Work instructions:
Each line of the data that includes the string "structure" is to be copied out.

Records:

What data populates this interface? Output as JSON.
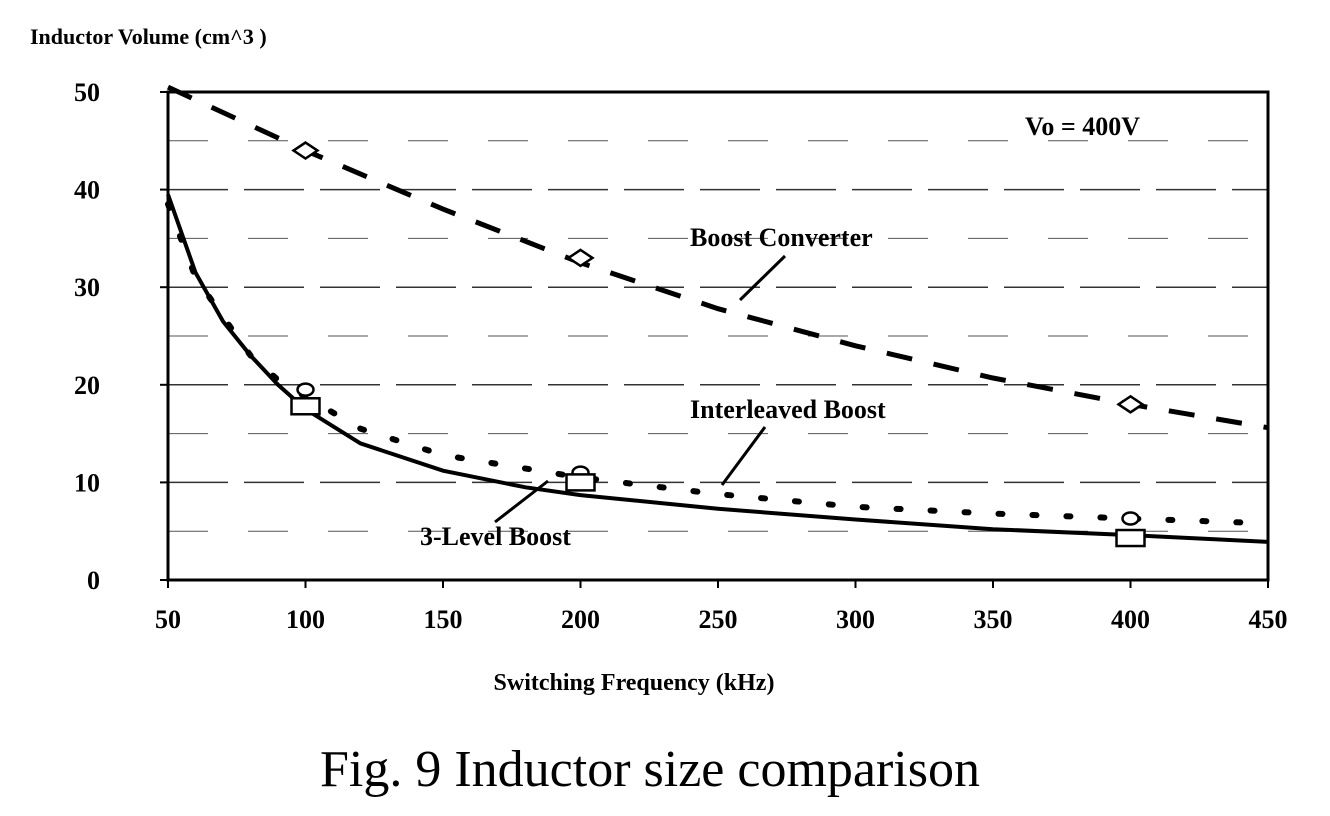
{
  "chart_data": {
    "type": "line",
    "y_title": "Inductor Volume (cm^3  )",
    "xlabel": "Switching Frequency (kHz)",
    "caption": "Fig. 9 Inductor size comparison",
    "condition_label": "Vo = 400V",
    "xlim": [
      50,
      450
    ],
    "ylim": [
      0,
      50
    ],
    "x_ticks": [
      50,
      100,
      150,
      200,
      250,
      300,
      350,
      400,
      450
    ],
    "y_ticks": [
      0,
      10,
      20,
      30,
      40,
      50
    ],
    "grid": "horizontal dashed",
    "series": [
      {
        "name": "Boost Converter",
        "style": "dashed",
        "x": [
          50,
          100,
          150,
          200,
          250,
          300,
          350,
          400,
          450
        ],
        "y": [
          50.5,
          44,
          38,
          32.5,
          27.8,
          24,
          20.7,
          18,
          15.6
        ],
        "markers": {
          "shape": "diamond",
          "x": [
            100,
            200,
            400
          ],
          "y": [
            44,
            33,
            18
          ]
        }
      },
      {
        "name": "Interleaved Boost",
        "style": "dotted",
        "x": [
          50,
          60,
          70,
          80,
          90,
          100,
          120,
          150,
          200,
          250,
          300,
          350,
          400,
          450
        ],
        "y": [
          38.5,
          31,
          27,
          23,
          20.5,
          18.8,
          15.5,
          12.8,
          10.5,
          8.8,
          7.5,
          6.8,
          6.3,
          5.8
        ],
        "markers": {
          "shape": "circle",
          "x": [
            100,
            200,
            400
          ],
          "y": [
            19.5,
            11,
            6.3
          ]
        }
      },
      {
        "name": "3-Level Boost",
        "style": "solid",
        "x": [
          50,
          60,
          70,
          80,
          90,
          100,
          120,
          150,
          180,
          200,
          250,
          300,
          350,
          400,
          450
        ],
        "y": [
          39.5,
          31.5,
          26.5,
          23,
          20,
          17.5,
          14,
          11.2,
          9.5,
          8.7,
          7.3,
          6.2,
          5.2,
          4.6,
          3.9
        ],
        "markers": {
          "shape": "square",
          "x": [
            100,
            200,
            400
          ],
          "y": [
            17.8,
            10,
            4.3
          ]
        }
      }
    ]
  }
}
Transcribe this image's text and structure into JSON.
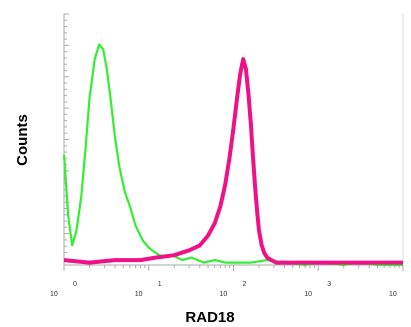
{
  "chart_data": {
    "type": "line",
    "title": "",
    "xlabel": "RAD18",
    "ylabel": "Counts",
    "x_scale": "log",
    "xlim": [
      1,
      10000
    ],
    "ylim": [
      0,
      100
    ],
    "x_tick_labels": [
      "10",
      "0",
      "10",
      "1",
      "10",
      "2",
      "10",
      "3",
      "10",
      "4"
    ],
    "grid": false,
    "series": [
      {
        "color": "#33ee33",
        "x": [
          1,
          1.12,
          1.25,
          1.4,
          1.6,
          1.8,
          2.0,
          2.3,
          2.6,
          2.9,
          3.2,
          3.6,
          4.0,
          4.5,
          5.2,
          6.0,
          7.0,
          8.5,
          10,
          12,
          15,
          19,
          25,
          32,
          45,
          60,
          80,
          110,
          160,
          250,
          400,
          700,
          1000,
          2000,
          3000,
          5000,
          10000
        ],
        "y": [
          45,
          20,
          8,
          14,
          28,
          48,
          68,
          84,
          90,
          88,
          80,
          66,
          52,
          40,
          30,
          24,
          16,
          10,
          7,
          5,
          3,
          4,
          2,
          3,
          1,
          2,
          1,
          1,
          1,
          2,
          1,
          0,
          1,
          0,
          1,
          0,
          0
        ]
      },
      {
        "color": "#ee1188",
        "x": [
          1,
          2,
          4,
          8,
          12,
          20,
          30,
          40,
          50,
          60,
          70,
          80,
          90,
          100,
          110,
          120,
          130,
          140,
          150,
          160,
          170,
          180,
          190,
          200,
          215,
          230,
          250,
          280,
          320,
          380,
          500,
          800,
          1500,
          3000,
          10000
        ],
        "y": [
          2,
          1,
          2,
          2,
          3,
          4,
          6,
          8,
          12,
          17,
          24,
          33,
          44,
          56,
          68,
          78,
          84,
          80,
          70,
          58,
          44,
          32,
          22,
          14,
          8,
          5,
          3,
          2,
          1,
          1,
          1,
          1,
          1,
          1,
          1
        ]
      }
    ]
  }
}
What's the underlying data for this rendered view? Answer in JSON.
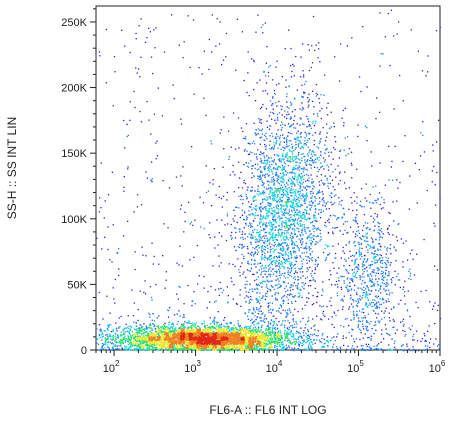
{
  "chart_data": {
    "type": "scatter",
    "title": "",
    "xlabel": "FL6-A :: FL6 INT LOG",
    "ylabel": "SS-H :: SS INT LIN",
    "x_scale": "log",
    "xlim": [
      60,
      1000000
    ],
    "ylim": [
      0,
      262144
    ],
    "x_ticks": [
      {
        "value": 100,
        "base": "10",
        "exp": "2"
      },
      {
        "value": 1000,
        "base": "10",
        "exp": "3"
      },
      {
        "value": 10000,
        "base": "10",
        "exp": "4"
      },
      {
        "value": 100000,
        "base": "10",
        "exp": "5"
      },
      {
        "value": 1000000,
        "base": "10",
        "exp": "6"
      }
    ],
    "y_ticks": [
      {
        "value": 0,
        "label": "0"
      },
      {
        "value": 50000,
        "label": "50K"
      },
      {
        "value": 100000,
        "label": "100K"
      },
      {
        "value": 150000,
        "label": "150K"
      },
      {
        "value": 200000,
        "label": "200K"
      },
      {
        "value": 250000,
        "label": "250K"
      }
    ],
    "grid": false,
    "legend": "none",
    "colormap": [
      "#2b1fd0",
      "#1e7ff0",
      "#18d0e0",
      "#2ee06a",
      "#e8e830",
      "#f08020",
      "#e02818"
    ],
    "populations": [
      {
        "x_center": 1200,
        "x_spread_decades": 0.55,
        "y_center": 9000,
        "y_spread": 5000,
        "relative_density": 1.0
      },
      {
        "x_center": 12000,
        "x_spread_decades": 0.3,
        "y_center": 105000,
        "y_spread": 42000,
        "relative_density": 0.45
      },
      {
        "x_center": 130000,
        "x_spread_decades": 0.2,
        "y_center": 60000,
        "y_spread": 28000,
        "relative_density": 0.12
      }
    ]
  }
}
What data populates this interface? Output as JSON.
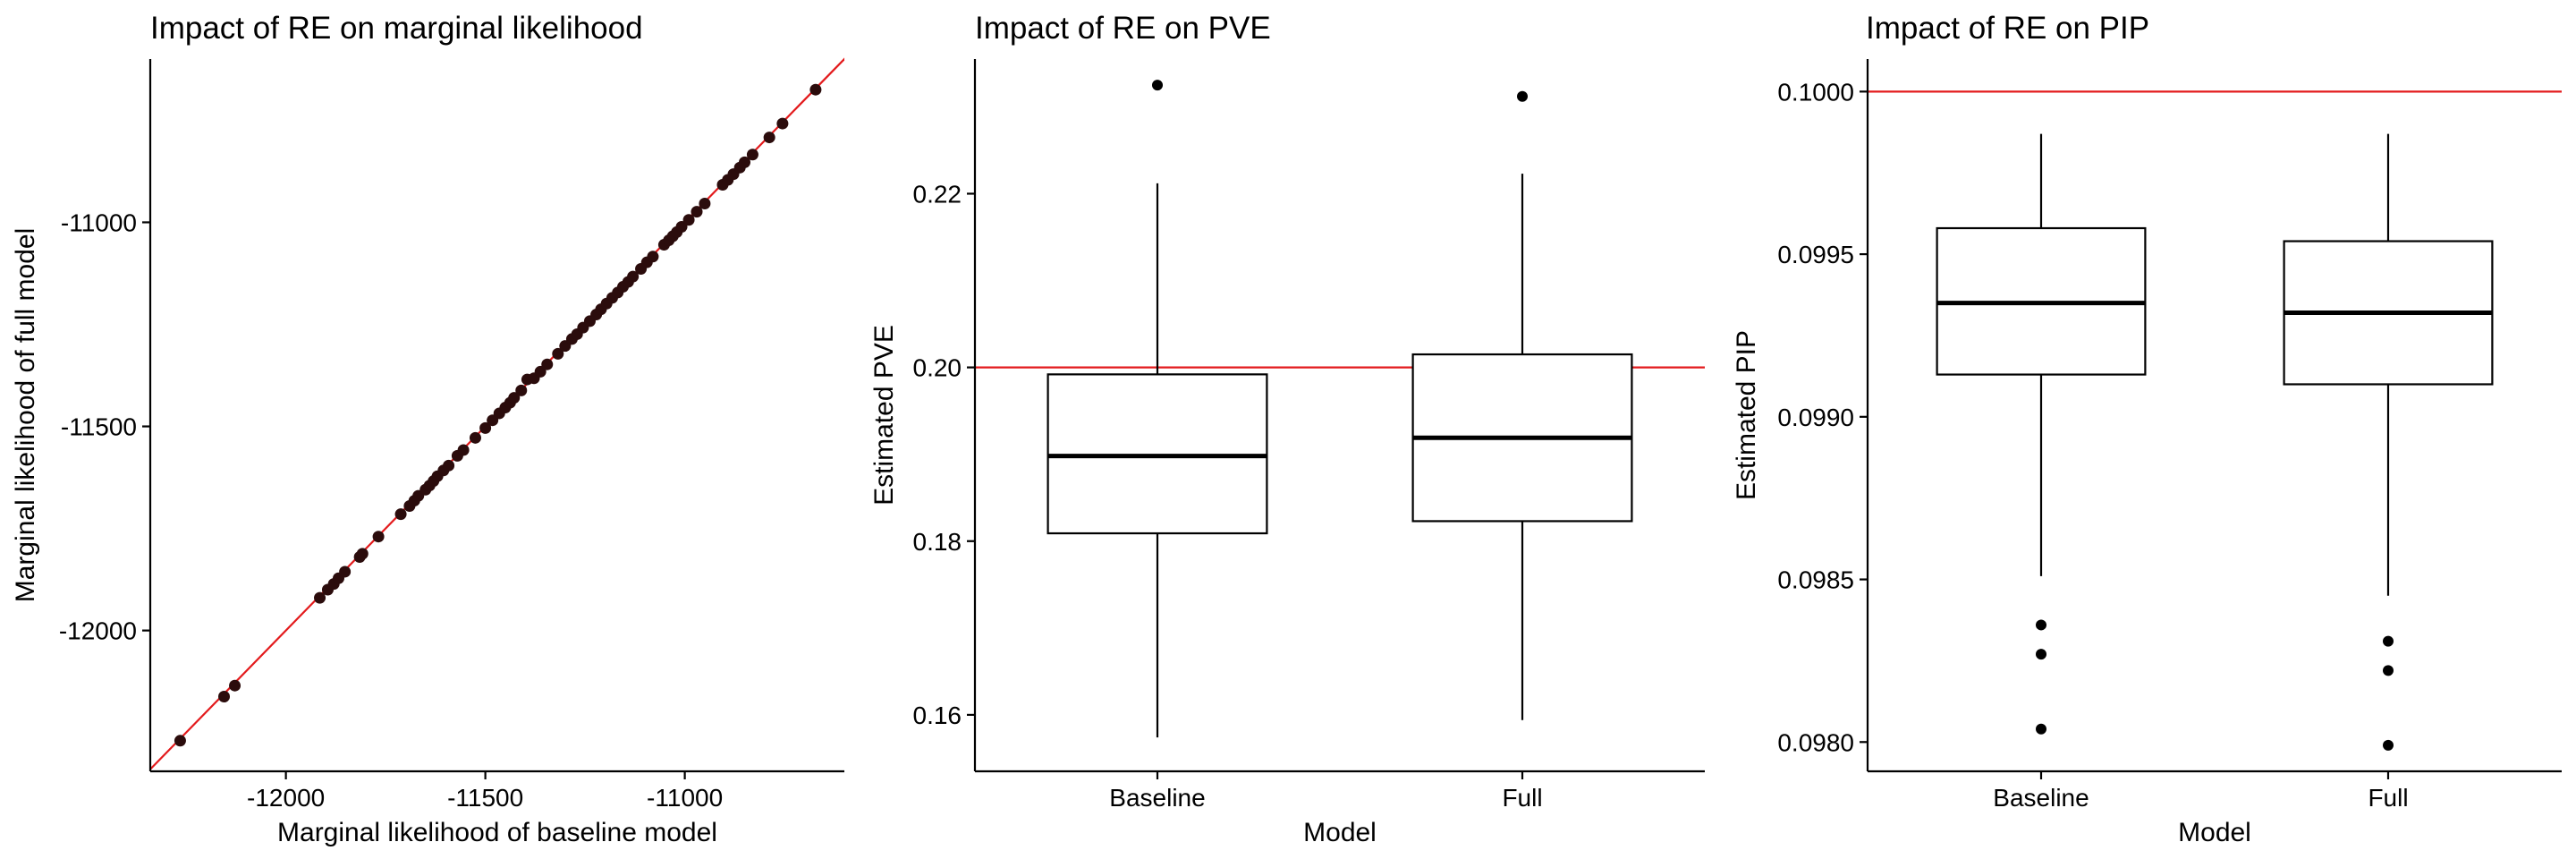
{
  "colors": {
    "reference_line": "#e31a1c",
    "points": "#2b0c0c",
    "boxes": "#000000"
  },
  "chart_data": [
    {
      "type": "scatter",
      "title": "Impact of RE on marginal likelihood",
      "xlabel": "Marginal likelihood of baseline model",
      "ylabel": "Marginal likelihood of full model",
      "xlim": [
        -12340,
        -10600
      ],
      "ylim": [
        -12345,
        -10600
      ],
      "xticks": [
        -12000,
        -11500,
        -11000
      ],
      "yticks": [
        -12000,
        -11500,
        -11000
      ],
      "xtick_labels": [
        "-12000",
        "-11500",
        "-11000"
      ],
      "ytick_labels": [
        "-12000",
        "-11500",
        "-11000"
      ],
      "reference_line": {
        "type": "identity",
        "slope": 1,
        "intercept": 0
      },
      "grid": false,
      "x": [
        -12265,
        -12155,
        -12128,
        -11915,
        -11895,
        -11880,
        -11868,
        -11852,
        -11815,
        -11808,
        -11768,
        -11712,
        -11690,
        -11678,
        -11668,
        -11650,
        -11640,
        -11630,
        -11620,
        -11605,
        -11592,
        -11570,
        -11555,
        -11525,
        -11500,
        -11482,
        -11465,
        -11450,
        -11438,
        -11428,
        -11410,
        -11395,
        -11378,
        -11362,
        -11345,
        -11318,
        -11300,
        -11283,
        -11270,
        -11255,
        -11238,
        -11222,
        -11210,
        -11196,
        -11182,
        -11168,
        -11155,
        -11142,
        -11130,
        -11110,
        -11095,
        -11080,
        -11052,
        -11040,
        -11030,
        -11020,
        -11008,
        -10990,
        -10970,
        -10950,
        -10905,
        -10892,
        -10878,
        -10862,
        -10850,
        -10830,
        -10788,
        -10755,
        -10672
      ],
      "y": [
        -12270,
        -12162,
        -12135,
        -11920,
        -11900,
        -11886,
        -11872,
        -11856,
        -11820,
        -11812,
        -11770,
        -11715,
        -11695,
        -11682,
        -11670,
        -11655,
        -11645,
        -11634,
        -11622,
        -11608,
        -11596,
        -11572,
        -11558,
        -11528,
        -11504,
        -11485,
        -11468,
        -11454,
        -11442,
        -11430,
        -11412,
        -11385,
        -11382,
        -11366,
        -11348,
        -11322,
        -11303,
        -11286,
        -11274,
        -11258,
        -11242,
        -11226,
        -11213,
        -11199,
        -11185,
        -11172,
        -11158,
        -11146,
        -11133,
        -11114,
        -11098,
        -11084,
        -11055,
        -11044,
        -11034,
        -11024,
        -11011,
        -10994,
        -10974,
        -10954,
        -10908,
        -10896,
        -10882,
        -10866,
        -10853,
        -10834,
        -10792,
        -10758,
        -10675
      ]
    },
    {
      "type": "box",
      "title": "Impact of RE on PVE",
      "xlabel": "Model",
      "ylabel": "Estimated PVE",
      "categories": [
        "Baseline",
        "Full"
      ],
      "ylim": [
        0.1535,
        0.2355
      ],
      "yticks": [
        0.16,
        0.18,
        0.2,
        0.22
      ],
      "ytick_labels": [
        "0.16",
        "0.18",
        "0.20",
        "0.22"
      ],
      "reference_line": {
        "type": "horizontal",
        "y": 0.2
      },
      "grid": false,
      "boxes": [
        {
          "name": "Baseline",
          "whisker_low": 0.1574,
          "q1": 0.1809,
          "median": 0.1898,
          "q3": 0.1992,
          "whisker_high": 0.2212,
          "outliers": [
            0.2325
          ]
        },
        {
          "name": "Full",
          "whisker_low": 0.1594,
          "q1": 0.1823,
          "median": 0.1919,
          "q3": 0.2015,
          "whisker_high": 0.2223,
          "outliers": [
            0.2312
          ]
        }
      ]
    },
    {
      "type": "box",
      "title": "Impact of RE on PIP",
      "xlabel": "Model",
      "ylabel": "Estimated PIP",
      "categories": [
        "Baseline",
        "Full"
      ],
      "ylim": [
        0.09791,
        0.1001
      ],
      "yticks": [
        0.098,
        0.0985,
        0.099,
        0.0995,
        0.1
      ],
      "ytick_labels": [
        "0.0980",
        "0.0985",
        "0.0990",
        "0.0995",
        "0.1000"
      ],
      "reference_line": {
        "type": "horizontal",
        "y": 0.1
      },
      "grid": false,
      "boxes": [
        {
          "name": "Baseline",
          "whisker_low": 0.09851,
          "q1": 0.09913,
          "median": 0.09935,
          "q3": 0.09958,
          "whisker_high": 0.09987,
          "outliers": [
            0.09836,
            0.09827,
            0.09804
          ]
        },
        {
          "name": "Full",
          "whisker_low": 0.09845,
          "q1": 0.0991,
          "median": 0.09932,
          "q3": 0.09954,
          "whisker_high": 0.09987,
          "outliers": [
            0.09831,
            0.09822,
            0.09799
          ]
        }
      ]
    }
  ]
}
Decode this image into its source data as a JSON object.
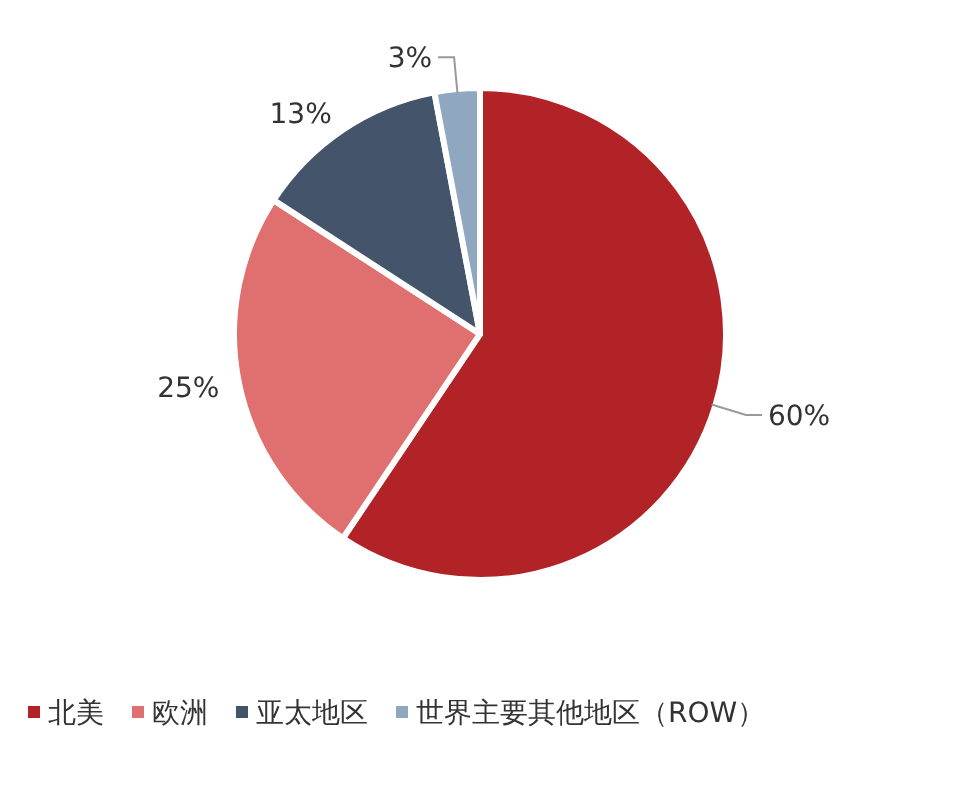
{
  "chart_data": {
    "type": "pie",
    "categories": [
      "北美",
      "欧洲",
      "亚太地区",
      "世界主要其他地区（ROW）"
    ],
    "values": [
      60,
      25,
      13,
      3
    ],
    "colors": [
      "#b22327",
      "#e06f6f",
      "#44546a",
      "#8fa8c0"
    ],
    "value_labels": [
      "60%",
      "25%",
      "13%",
      "3%"
    ],
    "legend": "bottom"
  }
}
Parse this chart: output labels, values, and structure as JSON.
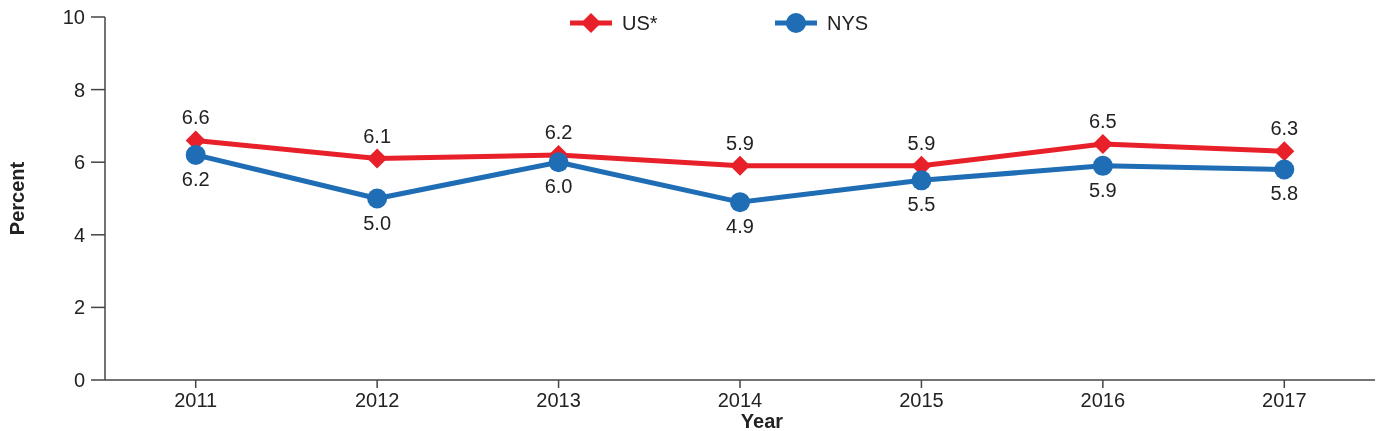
{
  "chart_data": {
    "type": "line",
    "xlabel": "Year",
    "ylabel": "Percent",
    "categories": [
      "2011",
      "2012",
      "2013",
      "2014",
      "2015",
      "2016",
      "2017"
    ],
    "series": [
      {
        "name": "US*",
        "color": "#e8202a",
        "marker": "diamond",
        "values": [
          6.6,
          6.1,
          6.2,
          5.9,
          5.9,
          6.5,
          6.3
        ],
        "value_labels": [
          "6.6",
          "6.1",
          "6.2",
          "5.9",
          "5.9",
          "6.5",
          "6.3"
        ]
      },
      {
        "name": "NYS",
        "color": "#1f6db5",
        "marker": "circle",
        "values": [
          6.2,
          5.0,
          6.0,
          4.9,
          5.5,
          5.9,
          5.8
        ],
        "value_labels": [
          "6.2",
          "5.0",
          "6.0",
          "4.9",
          "5.5",
          "5.9",
          "5.8"
        ]
      }
    ],
    "ylim": [
      0,
      10
    ],
    "yticks": [
      0,
      2,
      4,
      6,
      8,
      10
    ],
    "grid": false,
    "legend": "top"
  }
}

Written solution:
Transcribe this image's text and structure into JSON.
Parse this chart: output labels, values, and structure as JSON.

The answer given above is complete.